Extracted records
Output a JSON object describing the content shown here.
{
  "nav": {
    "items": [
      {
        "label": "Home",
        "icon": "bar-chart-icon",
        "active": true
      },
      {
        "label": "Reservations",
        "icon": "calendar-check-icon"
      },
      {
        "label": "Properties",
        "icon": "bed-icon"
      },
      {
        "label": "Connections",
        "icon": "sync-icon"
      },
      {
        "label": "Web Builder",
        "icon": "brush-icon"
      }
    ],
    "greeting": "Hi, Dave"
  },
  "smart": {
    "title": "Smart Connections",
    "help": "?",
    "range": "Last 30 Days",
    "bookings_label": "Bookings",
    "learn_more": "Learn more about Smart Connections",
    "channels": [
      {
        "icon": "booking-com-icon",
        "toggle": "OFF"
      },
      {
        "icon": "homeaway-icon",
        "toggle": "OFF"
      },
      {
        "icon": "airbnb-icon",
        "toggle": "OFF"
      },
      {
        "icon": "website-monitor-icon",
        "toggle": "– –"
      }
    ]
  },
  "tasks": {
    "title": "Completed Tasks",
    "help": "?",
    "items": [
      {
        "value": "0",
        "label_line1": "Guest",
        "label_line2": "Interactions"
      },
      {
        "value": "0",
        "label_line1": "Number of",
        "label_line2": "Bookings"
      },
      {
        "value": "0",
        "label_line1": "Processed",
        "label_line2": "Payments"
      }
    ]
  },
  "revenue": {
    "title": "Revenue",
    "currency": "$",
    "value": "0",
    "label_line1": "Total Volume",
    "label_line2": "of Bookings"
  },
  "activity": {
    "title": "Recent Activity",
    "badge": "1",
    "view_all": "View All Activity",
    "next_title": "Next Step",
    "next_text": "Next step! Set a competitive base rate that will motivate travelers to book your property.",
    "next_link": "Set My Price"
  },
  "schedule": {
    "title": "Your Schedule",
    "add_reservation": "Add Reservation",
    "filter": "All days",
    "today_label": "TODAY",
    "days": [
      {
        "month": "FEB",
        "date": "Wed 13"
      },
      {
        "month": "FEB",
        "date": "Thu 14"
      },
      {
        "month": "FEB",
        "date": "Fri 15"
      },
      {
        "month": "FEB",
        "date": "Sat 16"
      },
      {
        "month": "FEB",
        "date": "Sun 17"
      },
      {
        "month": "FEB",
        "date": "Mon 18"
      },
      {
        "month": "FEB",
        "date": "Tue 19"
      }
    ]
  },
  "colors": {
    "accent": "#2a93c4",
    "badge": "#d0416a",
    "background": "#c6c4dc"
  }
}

DIRECTION = Write out all of the records once more, exactly.

ANSWER BELOW =
Output a JSON object describing the content shown here.
{
  "nav": {
    "items": [
      {
        "label": "Home",
        "icon": "bar-chart-icon",
        "active": true
      },
      {
        "label": "Reservations",
        "icon": "calendar-check-icon"
      },
      {
        "label": "Properties",
        "icon": "bed-icon"
      },
      {
        "label": "Connections",
        "icon": "sync-icon"
      },
      {
        "label": "Web Builder",
        "icon": "brush-icon"
      }
    ],
    "greeting": "Hi, Dave"
  },
  "smart": {
    "title": "Smart Connections",
    "help": "?",
    "range": "Last 30 Days",
    "bookings_label": "Bookings",
    "learn_more": "Learn more about Smart Connections",
    "channels": [
      {
        "icon": "booking-com-icon",
        "toggle": "OFF"
      },
      {
        "icon": "homeaway-icon",
        "toggle": "OFF"
      },
      {
        "icon": "airbnb-icon",
        "toggle": "OFF"
      },
      {
        "icon": "website-monitor-icon",
        "toggle": "– –"
      }
    ]
  },
  "tasks": {
    "title": "Completed Tasks",
    "help": "?",
    "items": [
      {
        "value": "0",
        "label_line1": "Guest",
        "label_line2": "Interactions"
      },
      {
        "value": "0",
        "label_line1": "Number of",
        "label_line2": "Bookings"
      },
      {
        "value": "0",
        "label_line1": "Processed",
        "label_line2": "Payments"
      }
    ]
  },
  "revenue": {
    "title": "Revenue",
    "currency": "$",
    "value": "0",
    "label_line1": "Total Volume",
    "label_line2": "of Bookings"
  },
  "activity": {
    "title": "Recent Activity",
    "badge": "1",
    "view_all": "View All Activity",
    "next_title": "Next Step",
    "next_text": "Next step! Set a competitive base rate that will motivate travelers to book your property.",
    "next_link": "Set My Price"
  },
  "schedule": {
    "title": "Your Schedule",
    "add_reservation": "Add Reservation",
    "filter": "All days",
    "today_label": "TODAY",
    "days": [
      {
        "month": "FEB",
        "date": "Wed 13"
      },
      {
        "month": "FEB",
        "date": "Thu 14"
      },
      {
        "month": "FEB",
        "date": "Fri 15"
      },
      {
        "month": "FEB",
        "date": "Sat 16"
      },
      {
        "month": "FEB",
        "date": "Sun 17"
      },
      {
        "month": "FEB",
        "date": "Mon 18"
      },
      {
        "month": "FEB",
        "date": "Tue 19"
      }
    ]
  },
  "colors": {
    "accent": "#2a93c4",
    "badge": "#d0416a",
    "background": "#c6c4dc"
  }
}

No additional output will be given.